Township in Pennsylvania, US

Lack Township is a township that is located in Juniata County, Pennsylvania, United States. The population was 637 at the time of the 2020 census.

==History==
This American township was named by Irish settlers, most likely after Lack, County Fermanagh, although also possibly after Leck, of which there are several places of that name in the Province of Ulster.

==Geography==
According to the United States Census Bureau, the township has a total area of 147.7 km2, all land.

The township is located within the Ridge and Valley province of the Appalachian Mountains. Blacklog Mountain forms the northwest border of the township, and Shade Mountain runs parallel to it, 2 mi to the southeast. Tuscarora Mountain forms the southeast border of the township. Tuscarora Creek, a northeast-flowing tributary of the Juniata River, runs through the largest valley in the township at the northwestern base of Tuscarora Mountain. Pennsylvania Route 75 traverses the Tuscarora Creek valley, leading northeast to Port Royal and southwest to the Pennsylvania Turnpike in Franklin County.

Pennsylvania Route 35 runs in the same direction through a smaller valley at the southeast foot of Shade Mountain; the highway leads northeast to Mifflin and southwest to Shade Gap.

Lack Township occupies the southwestern end of Juniata County and is bordered by Mifflin County to the northwest, Tuscarora Township to the northeast, Perry and Franklin Counties to the southeast and Huntingdon County to the southwest.

Unincorporated communities in the township include Blacklog and Krause in the valley between Blacklog Mountain and Shade Mountain, Cross Keys and Peru Mills along Pennsylvania Route 35, and Spears Grove, Waterloo, and Perulack along Pennsylvania Route 75 (PA 75). East Waterford, a census-designated place largely in Tuscarora Township, extends west into Lack Township along PA 75.

==Demographics==

As of the census of 2000, there were 750 people, 292 households, and 219 families residing in the township. The population density was 13.2 people per square mile (5.1/km^{2}). There were 570 housing units at an average density of 10.0/sq mi (3.9/km^{2}). The racial makeup of the township was 99.07% White, 0.13% African American, and 0.80% from two or more races. Hispanic or Latino of any race were 0.27% of the population.

**PROBLEM REQUIREMENTS**
According to the Lack Township excerpt, what mountain forms the township's northwest border? The items that come next have nothing to do with this.

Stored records
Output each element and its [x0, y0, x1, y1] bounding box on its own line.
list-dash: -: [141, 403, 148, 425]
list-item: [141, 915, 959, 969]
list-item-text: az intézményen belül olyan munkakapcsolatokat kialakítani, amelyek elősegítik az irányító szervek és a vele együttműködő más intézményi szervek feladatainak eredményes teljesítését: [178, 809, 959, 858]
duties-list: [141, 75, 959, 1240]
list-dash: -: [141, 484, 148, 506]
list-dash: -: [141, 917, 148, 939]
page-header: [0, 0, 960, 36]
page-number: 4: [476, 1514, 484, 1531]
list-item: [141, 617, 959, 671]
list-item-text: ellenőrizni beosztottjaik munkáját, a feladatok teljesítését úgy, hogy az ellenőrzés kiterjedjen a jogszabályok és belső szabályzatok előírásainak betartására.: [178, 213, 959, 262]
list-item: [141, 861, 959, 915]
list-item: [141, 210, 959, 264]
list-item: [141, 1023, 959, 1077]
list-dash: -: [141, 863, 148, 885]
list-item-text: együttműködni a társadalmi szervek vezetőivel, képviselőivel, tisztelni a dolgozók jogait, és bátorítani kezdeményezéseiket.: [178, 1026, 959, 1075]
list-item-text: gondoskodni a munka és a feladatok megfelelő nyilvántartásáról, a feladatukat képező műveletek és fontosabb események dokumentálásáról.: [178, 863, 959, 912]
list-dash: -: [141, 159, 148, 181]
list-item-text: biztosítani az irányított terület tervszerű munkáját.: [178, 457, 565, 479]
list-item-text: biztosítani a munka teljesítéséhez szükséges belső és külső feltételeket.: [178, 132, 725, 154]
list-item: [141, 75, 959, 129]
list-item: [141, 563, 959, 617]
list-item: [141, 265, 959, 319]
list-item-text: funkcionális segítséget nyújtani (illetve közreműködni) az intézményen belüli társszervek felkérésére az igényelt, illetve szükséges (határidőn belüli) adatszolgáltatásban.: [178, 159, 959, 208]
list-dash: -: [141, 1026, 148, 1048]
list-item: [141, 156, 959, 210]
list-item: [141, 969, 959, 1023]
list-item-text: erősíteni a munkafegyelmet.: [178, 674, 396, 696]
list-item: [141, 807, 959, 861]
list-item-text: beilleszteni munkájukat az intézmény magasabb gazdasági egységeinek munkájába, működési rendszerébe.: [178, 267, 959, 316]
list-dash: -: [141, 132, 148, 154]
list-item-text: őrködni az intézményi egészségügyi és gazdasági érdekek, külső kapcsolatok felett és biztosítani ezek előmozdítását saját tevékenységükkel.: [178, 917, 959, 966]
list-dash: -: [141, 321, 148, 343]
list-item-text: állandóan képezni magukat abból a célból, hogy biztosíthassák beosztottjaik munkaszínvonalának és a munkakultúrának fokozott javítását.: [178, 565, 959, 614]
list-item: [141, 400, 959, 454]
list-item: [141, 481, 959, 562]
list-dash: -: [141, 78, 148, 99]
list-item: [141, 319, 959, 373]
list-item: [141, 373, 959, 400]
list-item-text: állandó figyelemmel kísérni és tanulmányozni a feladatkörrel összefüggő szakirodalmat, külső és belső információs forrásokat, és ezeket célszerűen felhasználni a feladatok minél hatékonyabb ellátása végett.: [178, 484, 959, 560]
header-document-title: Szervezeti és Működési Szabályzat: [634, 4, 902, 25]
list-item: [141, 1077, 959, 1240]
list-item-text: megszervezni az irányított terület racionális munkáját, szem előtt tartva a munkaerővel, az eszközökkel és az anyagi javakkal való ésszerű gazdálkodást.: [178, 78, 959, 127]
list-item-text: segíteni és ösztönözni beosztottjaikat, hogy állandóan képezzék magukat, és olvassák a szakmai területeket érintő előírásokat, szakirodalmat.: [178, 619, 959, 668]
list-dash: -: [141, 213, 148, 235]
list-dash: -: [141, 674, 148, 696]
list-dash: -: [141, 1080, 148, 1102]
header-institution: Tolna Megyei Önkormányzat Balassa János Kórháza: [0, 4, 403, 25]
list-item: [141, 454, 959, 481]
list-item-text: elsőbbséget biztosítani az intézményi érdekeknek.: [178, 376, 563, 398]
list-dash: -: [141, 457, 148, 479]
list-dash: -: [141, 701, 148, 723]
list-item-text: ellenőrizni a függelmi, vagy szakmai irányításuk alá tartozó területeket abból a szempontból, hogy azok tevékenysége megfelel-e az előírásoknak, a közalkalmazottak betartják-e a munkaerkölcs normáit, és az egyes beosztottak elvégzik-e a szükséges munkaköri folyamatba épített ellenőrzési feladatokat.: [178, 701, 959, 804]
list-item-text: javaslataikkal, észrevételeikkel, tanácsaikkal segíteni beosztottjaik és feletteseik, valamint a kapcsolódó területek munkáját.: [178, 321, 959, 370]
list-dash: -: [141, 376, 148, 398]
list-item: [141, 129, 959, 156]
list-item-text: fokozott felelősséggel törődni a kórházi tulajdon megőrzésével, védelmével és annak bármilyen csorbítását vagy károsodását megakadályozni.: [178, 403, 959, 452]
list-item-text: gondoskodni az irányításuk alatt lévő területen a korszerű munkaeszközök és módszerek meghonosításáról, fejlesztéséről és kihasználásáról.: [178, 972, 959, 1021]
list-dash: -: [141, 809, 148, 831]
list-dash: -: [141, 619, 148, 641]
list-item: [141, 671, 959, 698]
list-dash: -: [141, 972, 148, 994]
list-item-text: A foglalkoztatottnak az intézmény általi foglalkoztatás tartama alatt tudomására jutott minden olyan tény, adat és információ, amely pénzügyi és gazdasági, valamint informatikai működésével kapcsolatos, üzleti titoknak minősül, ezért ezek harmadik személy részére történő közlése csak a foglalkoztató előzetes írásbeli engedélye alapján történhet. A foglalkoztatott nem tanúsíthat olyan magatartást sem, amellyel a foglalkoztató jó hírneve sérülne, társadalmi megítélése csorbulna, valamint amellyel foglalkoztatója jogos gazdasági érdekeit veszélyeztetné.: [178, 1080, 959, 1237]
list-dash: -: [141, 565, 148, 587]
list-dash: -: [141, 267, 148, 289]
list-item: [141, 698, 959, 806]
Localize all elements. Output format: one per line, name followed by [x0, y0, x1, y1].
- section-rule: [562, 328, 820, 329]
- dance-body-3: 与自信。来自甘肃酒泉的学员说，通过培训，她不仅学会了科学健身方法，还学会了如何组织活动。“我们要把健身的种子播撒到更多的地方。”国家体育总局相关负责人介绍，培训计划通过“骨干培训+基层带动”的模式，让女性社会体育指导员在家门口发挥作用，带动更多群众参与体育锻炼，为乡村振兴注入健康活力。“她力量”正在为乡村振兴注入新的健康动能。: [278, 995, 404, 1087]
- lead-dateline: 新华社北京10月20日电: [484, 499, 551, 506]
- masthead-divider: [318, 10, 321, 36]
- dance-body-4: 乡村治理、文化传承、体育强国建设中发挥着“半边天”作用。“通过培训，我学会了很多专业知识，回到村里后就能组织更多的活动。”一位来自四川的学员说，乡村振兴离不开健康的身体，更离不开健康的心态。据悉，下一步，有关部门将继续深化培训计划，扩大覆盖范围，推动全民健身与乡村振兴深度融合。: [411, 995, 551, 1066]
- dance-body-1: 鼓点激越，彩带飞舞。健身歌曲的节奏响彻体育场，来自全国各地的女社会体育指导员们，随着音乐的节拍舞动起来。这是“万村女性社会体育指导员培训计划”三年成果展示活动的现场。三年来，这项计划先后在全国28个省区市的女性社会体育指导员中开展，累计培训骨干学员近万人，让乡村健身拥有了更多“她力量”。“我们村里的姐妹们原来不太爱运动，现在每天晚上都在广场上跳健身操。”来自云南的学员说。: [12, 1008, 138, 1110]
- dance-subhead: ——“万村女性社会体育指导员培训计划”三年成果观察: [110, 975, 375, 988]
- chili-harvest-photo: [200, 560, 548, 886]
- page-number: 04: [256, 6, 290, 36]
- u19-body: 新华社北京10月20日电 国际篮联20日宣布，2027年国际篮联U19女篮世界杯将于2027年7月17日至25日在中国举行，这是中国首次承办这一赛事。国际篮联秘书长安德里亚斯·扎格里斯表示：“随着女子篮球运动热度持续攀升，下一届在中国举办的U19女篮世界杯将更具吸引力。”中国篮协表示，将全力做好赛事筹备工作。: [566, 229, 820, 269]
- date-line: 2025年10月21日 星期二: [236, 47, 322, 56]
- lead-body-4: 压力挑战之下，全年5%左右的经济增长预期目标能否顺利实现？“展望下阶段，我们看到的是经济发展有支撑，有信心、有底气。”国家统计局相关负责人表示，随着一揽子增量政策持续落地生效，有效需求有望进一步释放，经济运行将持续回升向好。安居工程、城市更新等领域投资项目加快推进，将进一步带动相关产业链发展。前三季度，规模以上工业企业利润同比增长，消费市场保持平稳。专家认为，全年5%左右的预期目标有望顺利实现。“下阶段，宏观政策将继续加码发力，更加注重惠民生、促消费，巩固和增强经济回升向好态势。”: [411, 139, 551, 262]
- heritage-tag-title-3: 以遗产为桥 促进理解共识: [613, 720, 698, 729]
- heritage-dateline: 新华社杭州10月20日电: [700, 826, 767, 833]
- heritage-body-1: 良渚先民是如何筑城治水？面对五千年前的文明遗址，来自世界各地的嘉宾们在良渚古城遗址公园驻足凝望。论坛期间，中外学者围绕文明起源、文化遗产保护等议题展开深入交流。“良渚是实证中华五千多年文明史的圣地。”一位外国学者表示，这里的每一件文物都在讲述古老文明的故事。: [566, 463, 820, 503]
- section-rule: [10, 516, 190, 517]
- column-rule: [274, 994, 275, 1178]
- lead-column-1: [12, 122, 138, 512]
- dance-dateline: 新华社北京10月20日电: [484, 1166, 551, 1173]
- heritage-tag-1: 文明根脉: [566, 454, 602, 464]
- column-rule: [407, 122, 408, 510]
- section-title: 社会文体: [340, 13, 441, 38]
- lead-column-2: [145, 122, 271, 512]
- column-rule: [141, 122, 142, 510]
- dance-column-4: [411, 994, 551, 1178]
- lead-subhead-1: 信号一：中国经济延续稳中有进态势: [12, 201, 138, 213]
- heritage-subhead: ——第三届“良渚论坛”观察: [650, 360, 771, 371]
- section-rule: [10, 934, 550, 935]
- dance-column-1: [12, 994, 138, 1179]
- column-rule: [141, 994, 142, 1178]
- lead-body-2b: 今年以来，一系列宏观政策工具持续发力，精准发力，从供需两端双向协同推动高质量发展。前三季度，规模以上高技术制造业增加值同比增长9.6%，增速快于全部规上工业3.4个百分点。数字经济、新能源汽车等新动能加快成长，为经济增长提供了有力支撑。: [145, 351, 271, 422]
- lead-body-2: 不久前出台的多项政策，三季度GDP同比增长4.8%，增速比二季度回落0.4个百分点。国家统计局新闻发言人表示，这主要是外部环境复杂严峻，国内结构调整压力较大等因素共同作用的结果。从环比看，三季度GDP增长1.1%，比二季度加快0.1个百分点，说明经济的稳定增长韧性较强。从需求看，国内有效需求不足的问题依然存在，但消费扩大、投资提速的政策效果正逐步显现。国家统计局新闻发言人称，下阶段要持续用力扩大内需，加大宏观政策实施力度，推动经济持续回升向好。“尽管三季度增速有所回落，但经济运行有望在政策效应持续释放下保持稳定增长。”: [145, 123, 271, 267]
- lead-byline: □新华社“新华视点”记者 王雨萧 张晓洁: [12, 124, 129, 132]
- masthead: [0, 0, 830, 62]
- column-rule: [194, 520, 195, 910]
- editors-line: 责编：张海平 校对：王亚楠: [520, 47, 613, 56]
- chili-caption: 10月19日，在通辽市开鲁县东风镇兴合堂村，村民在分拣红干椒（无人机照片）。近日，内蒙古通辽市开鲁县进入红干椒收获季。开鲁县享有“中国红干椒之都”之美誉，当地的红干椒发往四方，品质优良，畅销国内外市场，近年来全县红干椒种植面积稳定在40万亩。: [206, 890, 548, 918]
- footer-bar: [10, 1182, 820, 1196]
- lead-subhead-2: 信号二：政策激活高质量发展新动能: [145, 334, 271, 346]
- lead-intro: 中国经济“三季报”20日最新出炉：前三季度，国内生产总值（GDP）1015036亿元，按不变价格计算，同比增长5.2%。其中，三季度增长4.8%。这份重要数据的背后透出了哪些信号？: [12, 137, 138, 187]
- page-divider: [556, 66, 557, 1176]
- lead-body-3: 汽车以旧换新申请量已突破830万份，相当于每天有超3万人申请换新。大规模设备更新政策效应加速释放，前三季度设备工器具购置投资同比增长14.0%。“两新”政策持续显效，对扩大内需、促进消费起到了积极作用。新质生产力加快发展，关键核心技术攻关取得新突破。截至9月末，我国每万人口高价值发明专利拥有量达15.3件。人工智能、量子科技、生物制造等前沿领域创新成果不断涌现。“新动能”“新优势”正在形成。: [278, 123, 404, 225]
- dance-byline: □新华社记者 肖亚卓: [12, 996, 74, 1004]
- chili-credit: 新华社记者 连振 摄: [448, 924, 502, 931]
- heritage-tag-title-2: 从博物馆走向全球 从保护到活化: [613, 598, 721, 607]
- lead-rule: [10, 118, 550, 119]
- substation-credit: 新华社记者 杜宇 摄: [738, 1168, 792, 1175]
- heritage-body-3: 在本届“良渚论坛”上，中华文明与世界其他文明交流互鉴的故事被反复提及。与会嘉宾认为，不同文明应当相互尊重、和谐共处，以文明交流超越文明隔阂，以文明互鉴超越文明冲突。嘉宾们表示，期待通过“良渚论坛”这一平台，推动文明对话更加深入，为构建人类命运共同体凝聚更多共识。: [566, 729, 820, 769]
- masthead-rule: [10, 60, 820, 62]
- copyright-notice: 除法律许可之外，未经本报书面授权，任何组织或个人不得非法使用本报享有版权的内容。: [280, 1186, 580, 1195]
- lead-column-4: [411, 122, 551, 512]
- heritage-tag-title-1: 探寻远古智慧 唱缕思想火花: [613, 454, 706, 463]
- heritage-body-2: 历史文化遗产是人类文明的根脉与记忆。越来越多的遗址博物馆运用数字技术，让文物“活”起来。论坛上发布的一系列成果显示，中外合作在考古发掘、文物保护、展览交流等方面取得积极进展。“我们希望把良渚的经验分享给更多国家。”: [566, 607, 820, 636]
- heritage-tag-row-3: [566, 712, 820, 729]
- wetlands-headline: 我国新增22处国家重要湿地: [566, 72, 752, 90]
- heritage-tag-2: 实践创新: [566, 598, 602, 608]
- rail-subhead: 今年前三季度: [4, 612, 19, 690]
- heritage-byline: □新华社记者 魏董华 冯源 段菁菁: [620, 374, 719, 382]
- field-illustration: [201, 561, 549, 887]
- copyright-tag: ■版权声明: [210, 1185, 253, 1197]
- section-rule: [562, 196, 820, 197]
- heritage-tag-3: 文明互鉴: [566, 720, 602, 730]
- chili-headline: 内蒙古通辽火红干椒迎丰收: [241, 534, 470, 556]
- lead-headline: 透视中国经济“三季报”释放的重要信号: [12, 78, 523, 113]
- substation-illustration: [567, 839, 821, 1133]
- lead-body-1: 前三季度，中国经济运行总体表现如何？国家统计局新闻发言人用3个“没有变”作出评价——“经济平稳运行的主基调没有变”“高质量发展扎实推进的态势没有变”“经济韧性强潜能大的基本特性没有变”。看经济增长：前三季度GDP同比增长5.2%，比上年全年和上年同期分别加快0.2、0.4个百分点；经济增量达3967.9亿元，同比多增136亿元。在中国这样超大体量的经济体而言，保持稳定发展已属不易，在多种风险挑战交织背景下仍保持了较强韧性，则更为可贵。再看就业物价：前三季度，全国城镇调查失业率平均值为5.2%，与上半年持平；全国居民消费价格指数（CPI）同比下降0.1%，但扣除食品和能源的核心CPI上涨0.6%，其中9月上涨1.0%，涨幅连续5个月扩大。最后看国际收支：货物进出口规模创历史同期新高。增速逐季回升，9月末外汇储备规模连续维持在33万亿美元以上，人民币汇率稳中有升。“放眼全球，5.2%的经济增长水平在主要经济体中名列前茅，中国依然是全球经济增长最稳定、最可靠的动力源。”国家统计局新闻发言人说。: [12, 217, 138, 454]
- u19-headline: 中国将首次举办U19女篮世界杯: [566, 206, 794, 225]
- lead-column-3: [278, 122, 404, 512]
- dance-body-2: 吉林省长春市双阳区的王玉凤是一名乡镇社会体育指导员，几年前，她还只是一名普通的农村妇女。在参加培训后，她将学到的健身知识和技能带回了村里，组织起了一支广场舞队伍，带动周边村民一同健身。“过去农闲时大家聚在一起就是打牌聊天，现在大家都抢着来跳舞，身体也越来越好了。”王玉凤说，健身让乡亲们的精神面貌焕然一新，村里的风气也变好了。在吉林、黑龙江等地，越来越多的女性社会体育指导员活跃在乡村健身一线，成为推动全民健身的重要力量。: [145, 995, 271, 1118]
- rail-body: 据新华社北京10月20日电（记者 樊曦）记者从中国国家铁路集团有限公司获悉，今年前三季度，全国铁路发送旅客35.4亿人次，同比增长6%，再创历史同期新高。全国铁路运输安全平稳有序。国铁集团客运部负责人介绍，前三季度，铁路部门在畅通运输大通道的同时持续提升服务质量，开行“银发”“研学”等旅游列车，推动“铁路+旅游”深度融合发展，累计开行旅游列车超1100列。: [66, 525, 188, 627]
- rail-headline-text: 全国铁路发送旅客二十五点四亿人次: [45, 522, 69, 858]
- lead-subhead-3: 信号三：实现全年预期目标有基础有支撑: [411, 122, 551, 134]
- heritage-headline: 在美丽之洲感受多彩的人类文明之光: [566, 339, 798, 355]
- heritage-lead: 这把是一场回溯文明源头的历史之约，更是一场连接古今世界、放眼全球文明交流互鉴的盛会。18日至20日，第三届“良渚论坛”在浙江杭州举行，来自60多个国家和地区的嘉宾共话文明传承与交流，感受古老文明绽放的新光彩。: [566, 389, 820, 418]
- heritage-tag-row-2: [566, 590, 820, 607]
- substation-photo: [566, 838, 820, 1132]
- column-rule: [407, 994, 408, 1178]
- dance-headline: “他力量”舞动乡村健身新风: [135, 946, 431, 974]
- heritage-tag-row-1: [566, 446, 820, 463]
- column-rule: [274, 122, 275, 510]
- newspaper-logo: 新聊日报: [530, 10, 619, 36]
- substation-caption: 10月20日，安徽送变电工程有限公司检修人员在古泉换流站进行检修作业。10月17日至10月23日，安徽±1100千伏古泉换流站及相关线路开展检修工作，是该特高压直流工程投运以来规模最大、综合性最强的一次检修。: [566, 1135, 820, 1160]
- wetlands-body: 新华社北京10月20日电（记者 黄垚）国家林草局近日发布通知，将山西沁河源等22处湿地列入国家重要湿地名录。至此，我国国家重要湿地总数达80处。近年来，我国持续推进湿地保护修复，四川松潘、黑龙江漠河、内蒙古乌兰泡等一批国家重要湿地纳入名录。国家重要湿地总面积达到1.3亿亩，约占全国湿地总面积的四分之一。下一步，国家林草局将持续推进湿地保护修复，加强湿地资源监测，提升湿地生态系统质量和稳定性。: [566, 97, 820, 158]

**OUTPUT FOR THIS TASK**
Blacklog Mountain